▶ _The request_: Tally up the lines carrying the string "loss" and respond with only the resulting number.

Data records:

┌──

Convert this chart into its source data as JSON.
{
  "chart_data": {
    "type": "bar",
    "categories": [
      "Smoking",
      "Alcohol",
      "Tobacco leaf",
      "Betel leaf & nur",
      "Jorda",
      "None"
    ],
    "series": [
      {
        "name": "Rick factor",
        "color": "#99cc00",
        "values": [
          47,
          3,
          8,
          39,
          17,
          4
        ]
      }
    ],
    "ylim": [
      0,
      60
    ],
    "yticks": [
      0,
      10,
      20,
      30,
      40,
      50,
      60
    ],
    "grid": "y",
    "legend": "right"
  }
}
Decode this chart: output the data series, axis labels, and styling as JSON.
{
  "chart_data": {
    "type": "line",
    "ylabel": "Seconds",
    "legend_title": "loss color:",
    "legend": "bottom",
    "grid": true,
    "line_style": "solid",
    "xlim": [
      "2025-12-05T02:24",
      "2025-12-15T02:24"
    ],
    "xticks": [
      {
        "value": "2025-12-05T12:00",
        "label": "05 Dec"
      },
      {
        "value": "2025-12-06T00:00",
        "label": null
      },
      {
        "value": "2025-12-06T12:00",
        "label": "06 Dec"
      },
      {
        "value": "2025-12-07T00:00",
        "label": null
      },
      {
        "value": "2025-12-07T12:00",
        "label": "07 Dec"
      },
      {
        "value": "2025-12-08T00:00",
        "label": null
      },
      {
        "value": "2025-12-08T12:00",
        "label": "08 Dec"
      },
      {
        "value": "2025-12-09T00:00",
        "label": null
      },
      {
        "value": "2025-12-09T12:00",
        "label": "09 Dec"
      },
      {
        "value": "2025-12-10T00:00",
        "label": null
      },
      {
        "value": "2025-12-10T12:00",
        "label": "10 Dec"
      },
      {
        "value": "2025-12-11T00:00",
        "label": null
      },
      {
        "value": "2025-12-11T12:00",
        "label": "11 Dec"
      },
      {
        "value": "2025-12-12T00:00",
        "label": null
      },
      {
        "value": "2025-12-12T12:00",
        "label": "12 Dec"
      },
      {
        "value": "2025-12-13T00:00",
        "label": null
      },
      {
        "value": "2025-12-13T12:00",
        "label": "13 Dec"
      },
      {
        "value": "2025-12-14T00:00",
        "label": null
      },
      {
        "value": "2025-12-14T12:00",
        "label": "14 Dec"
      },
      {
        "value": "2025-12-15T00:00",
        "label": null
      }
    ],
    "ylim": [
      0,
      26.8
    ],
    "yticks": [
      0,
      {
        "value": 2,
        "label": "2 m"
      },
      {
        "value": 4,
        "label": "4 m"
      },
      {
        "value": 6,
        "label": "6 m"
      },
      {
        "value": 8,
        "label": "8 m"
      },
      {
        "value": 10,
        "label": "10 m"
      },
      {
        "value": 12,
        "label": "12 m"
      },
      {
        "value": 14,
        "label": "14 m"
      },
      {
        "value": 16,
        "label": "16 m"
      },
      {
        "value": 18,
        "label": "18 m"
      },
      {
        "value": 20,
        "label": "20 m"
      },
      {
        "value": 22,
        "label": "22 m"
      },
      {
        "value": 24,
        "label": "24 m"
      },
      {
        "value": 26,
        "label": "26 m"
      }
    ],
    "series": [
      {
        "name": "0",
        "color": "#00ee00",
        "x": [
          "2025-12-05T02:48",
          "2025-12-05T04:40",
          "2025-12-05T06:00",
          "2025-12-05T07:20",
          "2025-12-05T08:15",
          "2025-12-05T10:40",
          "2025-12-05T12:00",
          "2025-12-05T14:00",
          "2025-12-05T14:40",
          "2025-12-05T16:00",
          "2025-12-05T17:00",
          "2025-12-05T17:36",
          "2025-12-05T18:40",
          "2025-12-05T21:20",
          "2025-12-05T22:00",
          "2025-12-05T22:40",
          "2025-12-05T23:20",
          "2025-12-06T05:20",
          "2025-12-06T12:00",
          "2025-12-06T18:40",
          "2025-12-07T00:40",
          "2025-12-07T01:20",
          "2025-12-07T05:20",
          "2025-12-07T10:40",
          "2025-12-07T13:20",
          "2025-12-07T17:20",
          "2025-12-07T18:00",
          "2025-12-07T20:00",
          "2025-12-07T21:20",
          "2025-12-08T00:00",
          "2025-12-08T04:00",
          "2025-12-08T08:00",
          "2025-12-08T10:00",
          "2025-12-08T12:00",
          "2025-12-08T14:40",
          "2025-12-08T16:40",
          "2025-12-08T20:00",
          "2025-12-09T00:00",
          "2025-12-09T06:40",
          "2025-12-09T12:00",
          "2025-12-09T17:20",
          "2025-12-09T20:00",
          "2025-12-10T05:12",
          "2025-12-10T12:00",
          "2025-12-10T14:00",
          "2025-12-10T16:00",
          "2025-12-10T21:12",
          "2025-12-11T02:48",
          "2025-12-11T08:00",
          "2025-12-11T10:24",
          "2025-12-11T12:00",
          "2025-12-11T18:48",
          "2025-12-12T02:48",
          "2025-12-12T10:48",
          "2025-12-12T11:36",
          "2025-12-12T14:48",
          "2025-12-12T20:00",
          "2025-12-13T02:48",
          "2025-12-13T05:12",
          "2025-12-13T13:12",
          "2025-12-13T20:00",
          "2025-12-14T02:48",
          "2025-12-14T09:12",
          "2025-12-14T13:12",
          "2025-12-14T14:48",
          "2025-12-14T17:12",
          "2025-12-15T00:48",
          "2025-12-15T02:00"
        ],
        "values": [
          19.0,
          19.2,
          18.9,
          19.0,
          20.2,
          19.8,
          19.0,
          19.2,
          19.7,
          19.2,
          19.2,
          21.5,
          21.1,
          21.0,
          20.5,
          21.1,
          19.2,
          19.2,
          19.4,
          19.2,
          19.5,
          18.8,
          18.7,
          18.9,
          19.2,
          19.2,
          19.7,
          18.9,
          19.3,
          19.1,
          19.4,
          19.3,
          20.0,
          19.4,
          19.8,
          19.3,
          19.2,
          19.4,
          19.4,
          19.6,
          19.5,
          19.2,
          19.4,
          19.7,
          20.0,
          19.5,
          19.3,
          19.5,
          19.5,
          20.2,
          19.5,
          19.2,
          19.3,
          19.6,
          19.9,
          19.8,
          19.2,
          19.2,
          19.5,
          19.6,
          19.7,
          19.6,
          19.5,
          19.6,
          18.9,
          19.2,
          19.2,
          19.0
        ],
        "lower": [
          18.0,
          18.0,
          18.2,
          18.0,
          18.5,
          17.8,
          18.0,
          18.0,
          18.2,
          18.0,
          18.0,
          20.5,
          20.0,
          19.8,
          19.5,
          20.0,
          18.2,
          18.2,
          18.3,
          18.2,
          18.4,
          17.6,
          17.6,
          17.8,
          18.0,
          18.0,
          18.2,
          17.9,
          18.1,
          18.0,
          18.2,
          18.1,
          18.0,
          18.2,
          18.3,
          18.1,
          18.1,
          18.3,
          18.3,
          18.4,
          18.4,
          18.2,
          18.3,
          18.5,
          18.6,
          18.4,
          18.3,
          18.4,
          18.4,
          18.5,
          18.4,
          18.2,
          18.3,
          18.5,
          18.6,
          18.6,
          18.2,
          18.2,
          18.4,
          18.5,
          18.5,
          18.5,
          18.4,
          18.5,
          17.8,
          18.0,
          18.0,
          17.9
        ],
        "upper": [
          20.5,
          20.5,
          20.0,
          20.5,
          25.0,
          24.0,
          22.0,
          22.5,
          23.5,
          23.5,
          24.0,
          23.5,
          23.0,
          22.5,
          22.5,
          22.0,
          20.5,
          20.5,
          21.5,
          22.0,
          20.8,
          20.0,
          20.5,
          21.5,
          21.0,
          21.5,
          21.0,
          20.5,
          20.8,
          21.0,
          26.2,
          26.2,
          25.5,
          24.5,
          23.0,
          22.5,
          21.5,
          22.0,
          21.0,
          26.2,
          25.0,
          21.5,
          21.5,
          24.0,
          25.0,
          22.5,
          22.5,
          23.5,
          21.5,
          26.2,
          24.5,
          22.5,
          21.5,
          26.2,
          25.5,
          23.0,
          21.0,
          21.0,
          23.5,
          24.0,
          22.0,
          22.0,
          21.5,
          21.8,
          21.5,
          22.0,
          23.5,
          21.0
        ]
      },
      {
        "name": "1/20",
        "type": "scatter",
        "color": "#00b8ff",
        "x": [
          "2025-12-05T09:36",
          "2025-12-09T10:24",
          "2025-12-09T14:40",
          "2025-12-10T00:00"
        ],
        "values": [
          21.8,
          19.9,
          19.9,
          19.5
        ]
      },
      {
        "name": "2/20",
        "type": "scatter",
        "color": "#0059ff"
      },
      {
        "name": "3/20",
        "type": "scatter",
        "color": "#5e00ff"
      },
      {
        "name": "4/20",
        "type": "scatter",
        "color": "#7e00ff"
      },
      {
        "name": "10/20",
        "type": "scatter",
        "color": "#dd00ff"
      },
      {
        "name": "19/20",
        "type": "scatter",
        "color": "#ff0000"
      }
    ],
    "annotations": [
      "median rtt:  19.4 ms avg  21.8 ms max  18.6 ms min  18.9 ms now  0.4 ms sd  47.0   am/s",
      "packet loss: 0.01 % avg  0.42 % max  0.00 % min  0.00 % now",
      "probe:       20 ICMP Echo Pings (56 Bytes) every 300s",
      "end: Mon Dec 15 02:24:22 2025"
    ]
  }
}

└──

▶ _Response to this task_: 2